[BEGIN Extracted records]

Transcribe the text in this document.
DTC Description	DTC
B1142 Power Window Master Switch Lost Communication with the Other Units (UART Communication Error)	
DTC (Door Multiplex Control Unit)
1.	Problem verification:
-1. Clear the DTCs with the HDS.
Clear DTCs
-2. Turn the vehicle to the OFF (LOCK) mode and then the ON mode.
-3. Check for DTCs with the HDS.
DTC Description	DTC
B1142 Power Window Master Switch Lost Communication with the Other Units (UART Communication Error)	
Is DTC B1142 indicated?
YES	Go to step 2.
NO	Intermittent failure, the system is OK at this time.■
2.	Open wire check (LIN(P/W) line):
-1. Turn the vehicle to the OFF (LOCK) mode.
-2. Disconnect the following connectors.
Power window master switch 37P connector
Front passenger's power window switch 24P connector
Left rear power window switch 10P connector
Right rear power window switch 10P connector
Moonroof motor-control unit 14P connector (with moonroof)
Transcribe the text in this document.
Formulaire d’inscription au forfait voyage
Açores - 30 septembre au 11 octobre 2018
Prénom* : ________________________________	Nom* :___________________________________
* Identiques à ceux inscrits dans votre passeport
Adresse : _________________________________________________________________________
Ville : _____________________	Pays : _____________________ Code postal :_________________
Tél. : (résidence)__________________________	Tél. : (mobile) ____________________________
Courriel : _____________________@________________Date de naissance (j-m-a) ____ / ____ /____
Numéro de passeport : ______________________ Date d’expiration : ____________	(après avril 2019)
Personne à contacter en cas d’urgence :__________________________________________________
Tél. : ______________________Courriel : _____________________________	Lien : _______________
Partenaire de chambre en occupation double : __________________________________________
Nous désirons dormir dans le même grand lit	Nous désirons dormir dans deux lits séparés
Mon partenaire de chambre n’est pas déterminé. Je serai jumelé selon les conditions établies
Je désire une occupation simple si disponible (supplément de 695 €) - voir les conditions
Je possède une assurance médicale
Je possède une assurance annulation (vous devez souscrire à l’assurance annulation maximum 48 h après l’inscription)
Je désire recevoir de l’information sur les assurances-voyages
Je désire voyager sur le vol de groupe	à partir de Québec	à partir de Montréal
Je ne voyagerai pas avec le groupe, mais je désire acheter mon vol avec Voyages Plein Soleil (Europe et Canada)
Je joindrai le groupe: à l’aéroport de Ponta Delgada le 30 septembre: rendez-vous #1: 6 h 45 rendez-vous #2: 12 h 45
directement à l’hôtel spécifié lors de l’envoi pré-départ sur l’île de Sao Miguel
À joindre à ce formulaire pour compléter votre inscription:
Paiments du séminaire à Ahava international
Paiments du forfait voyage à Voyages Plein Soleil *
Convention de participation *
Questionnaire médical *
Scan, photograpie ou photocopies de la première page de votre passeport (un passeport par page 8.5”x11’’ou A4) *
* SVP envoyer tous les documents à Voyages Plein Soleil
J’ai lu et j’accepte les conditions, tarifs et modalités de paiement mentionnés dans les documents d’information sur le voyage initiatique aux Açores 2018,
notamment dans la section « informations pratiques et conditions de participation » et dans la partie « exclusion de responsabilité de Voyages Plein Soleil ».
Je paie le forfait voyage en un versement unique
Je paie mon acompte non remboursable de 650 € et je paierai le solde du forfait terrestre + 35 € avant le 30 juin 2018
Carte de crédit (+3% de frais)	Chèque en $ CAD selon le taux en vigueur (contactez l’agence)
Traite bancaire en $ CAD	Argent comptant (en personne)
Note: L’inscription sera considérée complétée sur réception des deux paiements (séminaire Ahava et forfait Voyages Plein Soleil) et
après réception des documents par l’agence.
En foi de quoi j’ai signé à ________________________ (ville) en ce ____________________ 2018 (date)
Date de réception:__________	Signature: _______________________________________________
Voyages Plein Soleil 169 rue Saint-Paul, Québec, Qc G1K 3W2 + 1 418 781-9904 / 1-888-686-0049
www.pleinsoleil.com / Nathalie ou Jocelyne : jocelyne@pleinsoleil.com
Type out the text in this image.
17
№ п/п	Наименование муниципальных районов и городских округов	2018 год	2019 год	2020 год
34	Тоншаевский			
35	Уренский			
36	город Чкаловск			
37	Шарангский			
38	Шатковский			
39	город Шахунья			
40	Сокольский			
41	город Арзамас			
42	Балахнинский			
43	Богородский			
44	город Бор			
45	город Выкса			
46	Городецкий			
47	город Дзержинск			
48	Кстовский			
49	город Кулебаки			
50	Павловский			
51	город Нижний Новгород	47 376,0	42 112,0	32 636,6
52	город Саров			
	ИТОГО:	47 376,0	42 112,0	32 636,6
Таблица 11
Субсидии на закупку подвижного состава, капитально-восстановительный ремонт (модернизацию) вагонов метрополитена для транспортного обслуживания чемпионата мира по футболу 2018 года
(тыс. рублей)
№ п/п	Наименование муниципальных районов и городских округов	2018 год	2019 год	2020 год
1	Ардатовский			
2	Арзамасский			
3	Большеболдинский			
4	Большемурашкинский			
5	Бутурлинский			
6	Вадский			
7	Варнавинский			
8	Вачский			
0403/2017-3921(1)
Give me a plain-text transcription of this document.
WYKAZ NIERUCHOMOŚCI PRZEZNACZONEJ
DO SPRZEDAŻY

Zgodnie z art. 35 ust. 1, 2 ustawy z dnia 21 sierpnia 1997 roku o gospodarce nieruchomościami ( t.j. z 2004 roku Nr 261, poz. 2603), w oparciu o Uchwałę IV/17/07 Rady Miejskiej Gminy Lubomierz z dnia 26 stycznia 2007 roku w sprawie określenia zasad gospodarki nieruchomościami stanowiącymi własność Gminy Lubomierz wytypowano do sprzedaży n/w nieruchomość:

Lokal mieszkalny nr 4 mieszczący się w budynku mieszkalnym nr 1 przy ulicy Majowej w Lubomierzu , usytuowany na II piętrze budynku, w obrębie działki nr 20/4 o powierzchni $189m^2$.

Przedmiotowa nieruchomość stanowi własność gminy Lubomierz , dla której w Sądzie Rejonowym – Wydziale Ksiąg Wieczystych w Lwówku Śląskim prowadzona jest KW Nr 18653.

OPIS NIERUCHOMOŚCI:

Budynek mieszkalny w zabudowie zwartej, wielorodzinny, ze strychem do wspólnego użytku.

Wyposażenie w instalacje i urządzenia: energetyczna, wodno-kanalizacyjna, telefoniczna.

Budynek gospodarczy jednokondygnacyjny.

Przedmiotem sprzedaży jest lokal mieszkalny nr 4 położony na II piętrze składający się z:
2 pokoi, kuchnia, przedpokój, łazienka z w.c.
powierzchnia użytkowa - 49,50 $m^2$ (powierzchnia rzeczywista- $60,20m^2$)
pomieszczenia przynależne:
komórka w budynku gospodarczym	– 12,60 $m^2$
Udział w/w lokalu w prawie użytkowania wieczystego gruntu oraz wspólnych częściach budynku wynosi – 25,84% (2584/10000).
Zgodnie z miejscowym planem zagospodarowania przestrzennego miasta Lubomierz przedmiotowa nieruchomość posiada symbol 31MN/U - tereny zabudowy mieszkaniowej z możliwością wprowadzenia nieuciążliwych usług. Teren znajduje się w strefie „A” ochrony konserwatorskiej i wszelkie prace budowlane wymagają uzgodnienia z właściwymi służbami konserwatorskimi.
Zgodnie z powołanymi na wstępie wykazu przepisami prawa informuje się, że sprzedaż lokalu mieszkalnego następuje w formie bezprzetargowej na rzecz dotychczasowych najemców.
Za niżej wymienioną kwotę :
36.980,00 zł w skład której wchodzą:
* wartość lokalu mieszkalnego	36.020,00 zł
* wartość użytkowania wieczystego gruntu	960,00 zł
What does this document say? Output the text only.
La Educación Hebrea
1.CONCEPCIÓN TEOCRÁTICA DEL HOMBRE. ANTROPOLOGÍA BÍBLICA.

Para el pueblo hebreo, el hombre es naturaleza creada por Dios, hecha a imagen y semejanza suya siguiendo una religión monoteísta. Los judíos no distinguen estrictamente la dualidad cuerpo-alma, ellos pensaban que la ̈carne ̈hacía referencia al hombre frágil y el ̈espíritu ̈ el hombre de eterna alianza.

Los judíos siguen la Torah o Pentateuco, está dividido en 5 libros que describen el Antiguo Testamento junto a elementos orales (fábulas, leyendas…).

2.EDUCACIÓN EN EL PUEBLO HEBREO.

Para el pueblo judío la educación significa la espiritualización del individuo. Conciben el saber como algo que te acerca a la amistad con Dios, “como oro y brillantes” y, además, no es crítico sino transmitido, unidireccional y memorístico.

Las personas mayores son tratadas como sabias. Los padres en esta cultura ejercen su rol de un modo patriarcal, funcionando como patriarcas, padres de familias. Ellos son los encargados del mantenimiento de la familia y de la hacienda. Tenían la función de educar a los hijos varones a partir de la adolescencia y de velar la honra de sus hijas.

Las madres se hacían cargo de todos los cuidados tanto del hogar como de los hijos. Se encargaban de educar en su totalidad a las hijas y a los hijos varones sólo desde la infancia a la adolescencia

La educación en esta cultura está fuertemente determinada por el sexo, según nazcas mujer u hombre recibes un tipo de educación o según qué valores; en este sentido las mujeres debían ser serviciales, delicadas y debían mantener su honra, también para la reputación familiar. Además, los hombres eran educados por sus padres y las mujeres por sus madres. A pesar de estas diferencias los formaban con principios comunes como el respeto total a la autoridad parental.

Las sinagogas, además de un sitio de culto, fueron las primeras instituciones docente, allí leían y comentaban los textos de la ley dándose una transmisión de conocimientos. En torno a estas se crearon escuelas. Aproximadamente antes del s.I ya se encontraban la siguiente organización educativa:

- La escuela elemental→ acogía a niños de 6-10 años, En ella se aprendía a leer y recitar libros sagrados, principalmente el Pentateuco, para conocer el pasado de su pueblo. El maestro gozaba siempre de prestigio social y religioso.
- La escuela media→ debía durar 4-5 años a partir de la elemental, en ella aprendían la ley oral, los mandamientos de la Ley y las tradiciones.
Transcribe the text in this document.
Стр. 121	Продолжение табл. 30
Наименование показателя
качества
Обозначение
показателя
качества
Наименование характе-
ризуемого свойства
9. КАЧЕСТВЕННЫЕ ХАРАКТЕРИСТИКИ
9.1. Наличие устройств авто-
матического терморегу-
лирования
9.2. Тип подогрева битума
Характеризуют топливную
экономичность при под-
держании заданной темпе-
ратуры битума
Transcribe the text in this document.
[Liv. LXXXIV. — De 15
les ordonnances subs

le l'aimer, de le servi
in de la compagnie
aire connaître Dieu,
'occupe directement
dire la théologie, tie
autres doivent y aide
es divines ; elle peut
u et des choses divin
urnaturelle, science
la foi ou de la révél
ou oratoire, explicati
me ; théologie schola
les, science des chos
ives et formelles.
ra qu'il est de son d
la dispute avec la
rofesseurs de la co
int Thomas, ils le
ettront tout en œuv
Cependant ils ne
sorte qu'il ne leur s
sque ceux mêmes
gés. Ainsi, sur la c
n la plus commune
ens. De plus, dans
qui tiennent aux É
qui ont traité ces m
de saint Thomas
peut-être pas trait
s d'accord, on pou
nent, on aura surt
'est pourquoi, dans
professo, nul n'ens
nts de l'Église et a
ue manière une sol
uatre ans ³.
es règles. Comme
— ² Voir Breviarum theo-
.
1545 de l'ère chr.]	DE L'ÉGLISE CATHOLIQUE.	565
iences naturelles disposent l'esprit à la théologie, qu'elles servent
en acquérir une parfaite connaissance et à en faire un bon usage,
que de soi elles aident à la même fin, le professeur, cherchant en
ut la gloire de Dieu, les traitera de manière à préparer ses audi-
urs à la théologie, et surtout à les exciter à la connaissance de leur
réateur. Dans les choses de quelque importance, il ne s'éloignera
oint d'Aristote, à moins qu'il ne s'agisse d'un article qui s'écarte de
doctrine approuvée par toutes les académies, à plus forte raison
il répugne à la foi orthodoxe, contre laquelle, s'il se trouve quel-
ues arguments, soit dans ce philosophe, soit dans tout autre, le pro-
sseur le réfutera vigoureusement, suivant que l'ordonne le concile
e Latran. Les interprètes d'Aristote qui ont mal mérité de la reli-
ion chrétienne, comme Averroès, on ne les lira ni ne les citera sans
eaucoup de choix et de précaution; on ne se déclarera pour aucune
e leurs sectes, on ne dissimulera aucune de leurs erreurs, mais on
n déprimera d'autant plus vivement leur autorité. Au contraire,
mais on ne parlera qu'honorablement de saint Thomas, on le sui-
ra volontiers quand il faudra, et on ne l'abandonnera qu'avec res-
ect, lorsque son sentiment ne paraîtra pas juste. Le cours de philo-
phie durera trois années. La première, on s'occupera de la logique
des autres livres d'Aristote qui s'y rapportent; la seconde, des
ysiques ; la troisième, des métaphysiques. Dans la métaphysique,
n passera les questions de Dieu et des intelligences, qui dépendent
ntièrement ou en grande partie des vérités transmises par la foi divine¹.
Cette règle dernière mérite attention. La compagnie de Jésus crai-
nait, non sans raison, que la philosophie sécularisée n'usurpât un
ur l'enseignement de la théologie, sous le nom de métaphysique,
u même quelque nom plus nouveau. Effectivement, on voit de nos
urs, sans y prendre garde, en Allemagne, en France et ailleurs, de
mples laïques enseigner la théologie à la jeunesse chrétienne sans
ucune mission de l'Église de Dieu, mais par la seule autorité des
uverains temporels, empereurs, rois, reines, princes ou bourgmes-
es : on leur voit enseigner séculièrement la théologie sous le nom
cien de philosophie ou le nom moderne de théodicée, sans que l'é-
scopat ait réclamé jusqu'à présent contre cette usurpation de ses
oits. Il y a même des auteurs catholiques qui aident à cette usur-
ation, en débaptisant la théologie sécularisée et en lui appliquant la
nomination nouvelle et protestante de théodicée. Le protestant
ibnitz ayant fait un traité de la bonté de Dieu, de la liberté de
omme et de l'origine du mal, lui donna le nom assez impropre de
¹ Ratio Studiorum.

[END Extracted records]

Exercise task: Using the listing, copy every line where the word "enseigner" shows up.

Result of the task:
mples laïques enseigner la théologie à la jeunesse chrétienne sans
es : on leur voit enseigner séculièrement la théologie sous le nom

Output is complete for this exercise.